=== PROVIDED MATERIAL ===
○ ○ ○ ○

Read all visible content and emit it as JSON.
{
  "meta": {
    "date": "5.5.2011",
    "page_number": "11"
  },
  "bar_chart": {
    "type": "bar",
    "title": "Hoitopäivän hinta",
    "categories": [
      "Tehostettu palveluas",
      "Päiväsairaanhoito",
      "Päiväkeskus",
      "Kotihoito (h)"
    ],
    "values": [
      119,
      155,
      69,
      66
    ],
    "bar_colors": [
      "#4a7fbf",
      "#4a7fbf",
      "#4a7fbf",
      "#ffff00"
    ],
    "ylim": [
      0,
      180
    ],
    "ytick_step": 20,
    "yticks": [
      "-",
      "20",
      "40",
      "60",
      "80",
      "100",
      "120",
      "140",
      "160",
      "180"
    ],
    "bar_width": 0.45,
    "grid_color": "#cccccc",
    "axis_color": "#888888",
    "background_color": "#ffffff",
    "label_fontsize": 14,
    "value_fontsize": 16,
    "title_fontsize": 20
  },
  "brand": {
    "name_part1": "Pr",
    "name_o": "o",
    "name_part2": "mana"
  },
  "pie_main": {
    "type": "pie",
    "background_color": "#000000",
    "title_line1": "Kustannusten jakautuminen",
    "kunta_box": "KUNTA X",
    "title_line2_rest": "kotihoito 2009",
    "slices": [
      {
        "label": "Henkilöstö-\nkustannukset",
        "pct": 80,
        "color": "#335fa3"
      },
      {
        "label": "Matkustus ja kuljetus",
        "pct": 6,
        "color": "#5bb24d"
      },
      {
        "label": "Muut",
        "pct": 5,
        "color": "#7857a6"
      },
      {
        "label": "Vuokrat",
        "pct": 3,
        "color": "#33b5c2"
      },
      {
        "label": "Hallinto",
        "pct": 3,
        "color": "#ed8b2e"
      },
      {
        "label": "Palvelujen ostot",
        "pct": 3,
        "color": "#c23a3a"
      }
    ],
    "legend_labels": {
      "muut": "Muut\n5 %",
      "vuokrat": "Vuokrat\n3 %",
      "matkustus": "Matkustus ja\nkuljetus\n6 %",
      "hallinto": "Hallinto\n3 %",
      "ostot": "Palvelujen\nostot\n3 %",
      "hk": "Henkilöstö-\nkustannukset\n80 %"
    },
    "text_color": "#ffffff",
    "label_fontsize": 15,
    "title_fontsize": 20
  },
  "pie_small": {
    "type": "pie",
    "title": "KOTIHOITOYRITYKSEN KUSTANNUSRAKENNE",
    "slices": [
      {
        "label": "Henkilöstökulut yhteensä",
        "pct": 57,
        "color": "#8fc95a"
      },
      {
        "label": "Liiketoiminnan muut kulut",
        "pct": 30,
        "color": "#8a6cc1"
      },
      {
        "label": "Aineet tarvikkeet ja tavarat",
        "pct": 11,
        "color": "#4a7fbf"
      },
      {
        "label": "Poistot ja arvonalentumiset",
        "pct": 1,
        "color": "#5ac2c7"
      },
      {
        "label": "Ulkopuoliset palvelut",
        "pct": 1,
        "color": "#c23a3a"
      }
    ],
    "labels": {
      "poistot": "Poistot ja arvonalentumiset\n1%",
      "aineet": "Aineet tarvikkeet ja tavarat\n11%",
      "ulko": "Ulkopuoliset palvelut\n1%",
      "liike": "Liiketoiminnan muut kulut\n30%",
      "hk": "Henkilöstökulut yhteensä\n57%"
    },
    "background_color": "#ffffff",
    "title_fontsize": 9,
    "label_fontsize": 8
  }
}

○ ○ ○ ○

Go through the records above and copy every line with the word "Liiketoiminnan".

        "label": "Liiketoiminnan muut kulut",
      "liike": "Liiketoiminnan muut kulut\n30%",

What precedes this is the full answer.